Written task: Your task is to extract every entry that follows word for word while excluding the pictures.

* * *

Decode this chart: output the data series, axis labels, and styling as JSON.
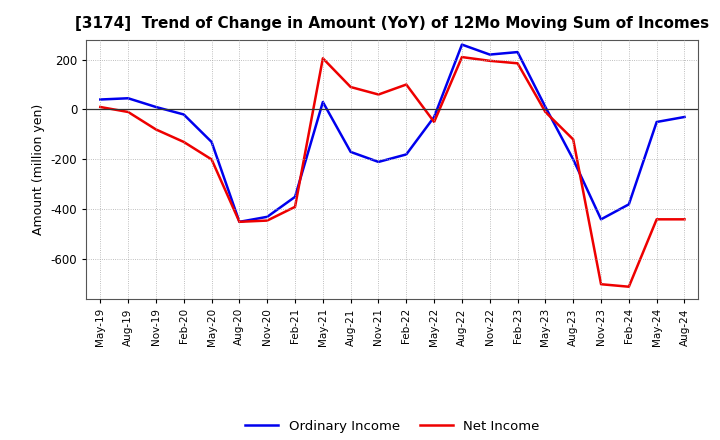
{
  "title": "[3174]  Trend of Change in Amount (YoY) of 12Mo Moving Sum of Incomes",
  "ylabel": "Amount (million yen)",
  "x_labels": [
    "May-19",
    "Aug-19",
    "Nov-19",
    "Feb-20",
    "May-20",
    "Aug-20",
    "Nov-20",
    "Feb-21",
    "May-21",
    "Aug-21",
    "Nov-21",
    "Feb-22",
    "May-22",
    "Aug-22",
    "Nov-22",
    "Feb-23",
    "May-23",
    "Aug-23",
    "Nov-23",
    "Feb-24",
    "May-24",
    "Aug-24"
  ],
  "ordinary_income": [
    40,
    45,
    10,
    -20,
    -130,
    -450,
    -430,
    -350,
    30,
    -170,
    -210,
    -180,
    -30,
    260,
    220,
    230,
    10,
    -200,
    -440,
    -380,
    -50,
    -30
  ],
  "net_income": [
    10,
    -10,
    -80,
    -130,
    -200,
    -450,
    -445,
    -390,
    205,
    90,
    60,
    100,
    -50,
    210,
    195,
    185,
    -10,
    -120,
    -700,
    -710,
    -440,
    -440
  ],
  "ordinary_color": "#0000EE",
  "net_color": "#EE0000",
  "ylim": [
    -760,
    280
  ],
  "yticks": [
    200,
    0,
    -200,
    -400,
    -600
  ],
  "background_color": "#FFFFFF",
  "grid_color": "#AAAAAA",
  "legend_labels": [
    "Ordinary Income",
    "Net Income"
  ],
  "figsize": [
    7.2,
    4.4
  ],
  "dpi": 100
}
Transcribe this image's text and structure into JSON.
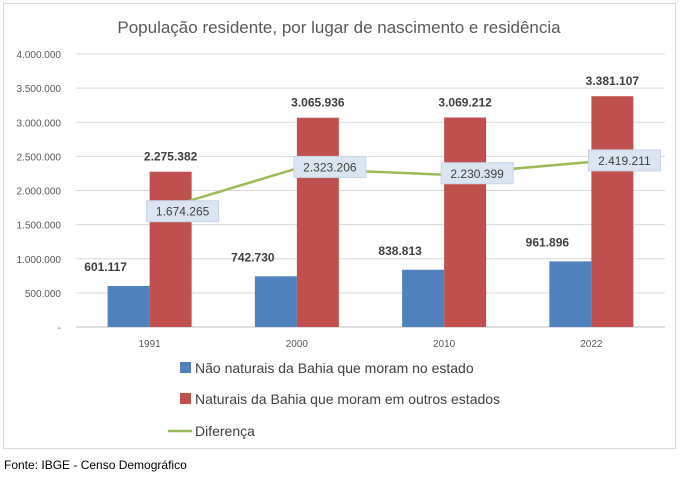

* * *

Exercise response:
Decode this chart: output the data series, axis labels, and styling as JSON.
{
  "title": "[3174]  Trend of Change in Amount (YoY) of 12Mo Moving Sum of Incomes",
  "ylabel": "Amount (million yen)",
  "x_labels": [
    "May-19",
    "Aug-19",
    "Nov-19",
    "Feb-20",
    "May-20",
    "Aug-20",
    "Nov-20",
    "Feb-21",
    "May-21",
    "Aug-21",
    "Nov-21",
    "Feb-22",
    "May-22",
    "Aug-22",
    "Nov-22",
    "Feb-23",
    "May-23",
    "Aug-23",
    "Nov-23",
    "Feb-24",
    "May-24",
    "Aug-24"
  ],
  "ordinary_income": [
    40,
    45,
    10,
    -20,
    -130,
    -450,
    -430,
    -350,
    30,
    -170,
    -210,
    -180,
    -30,
    260,
    220,
    230,
    10,
    -200,
    -440,
    -380,
    -50,
    -30
  ],
  "net_income": [
    10,
    -10,
    -80,
    -130,
    -200,
    -450,
    -445,
    -390,
    205,
    90,
    60,
    100,
    -50,
    210,
    195,
    185,
    -10,
    -120,
    -700,
    -710,
    -440,
    -440
  ],
  "ordinary_color": "#0000EE",
  "net_color": "#EE0000",
  "ylim": [
    -760,
    280
  ],
  "yticks": [
    200,
    0,
    -200,
    -400,
    -600
  ],
  "background_color": "#FFFFFF",
  "grid_color": "#AAAAAA",
  "legend_labels": [
    "Ordinary Income",
    "Net Income"
  ],
  "figsize": [
    7.2,
    4.4
  ],
  "dpi": 100
}
Transcribe this image's text and structure into JSON.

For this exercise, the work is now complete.